▼

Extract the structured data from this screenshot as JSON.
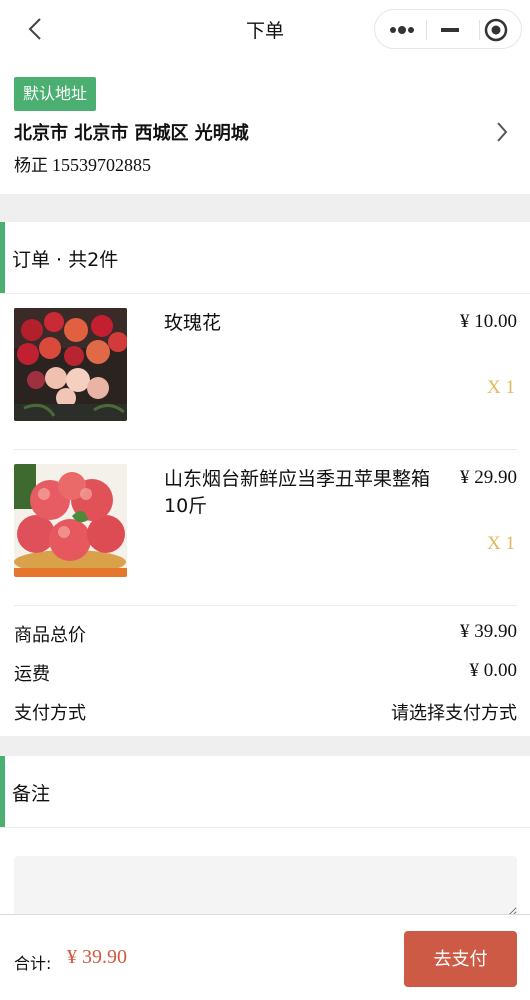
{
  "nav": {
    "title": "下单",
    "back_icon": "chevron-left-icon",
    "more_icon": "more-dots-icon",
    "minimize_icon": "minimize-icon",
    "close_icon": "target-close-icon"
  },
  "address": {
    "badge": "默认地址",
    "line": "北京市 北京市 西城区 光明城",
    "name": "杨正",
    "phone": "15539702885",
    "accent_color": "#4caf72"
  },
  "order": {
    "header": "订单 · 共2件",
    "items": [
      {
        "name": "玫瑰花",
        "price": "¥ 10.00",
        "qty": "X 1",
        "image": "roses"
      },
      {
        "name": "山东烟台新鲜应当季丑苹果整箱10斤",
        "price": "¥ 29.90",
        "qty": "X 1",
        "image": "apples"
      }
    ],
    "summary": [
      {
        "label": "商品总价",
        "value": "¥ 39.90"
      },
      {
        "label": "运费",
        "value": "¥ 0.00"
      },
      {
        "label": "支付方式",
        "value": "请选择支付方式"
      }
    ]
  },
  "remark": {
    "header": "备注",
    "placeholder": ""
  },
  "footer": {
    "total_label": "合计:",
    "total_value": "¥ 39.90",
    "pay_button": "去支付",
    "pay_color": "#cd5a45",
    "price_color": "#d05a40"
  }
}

▲

### WRITTEN EXERCISE
Count the lines of the listing above that include the word "name" and state the total with nothing else.

### ANSWER TO THE EXERCISE
3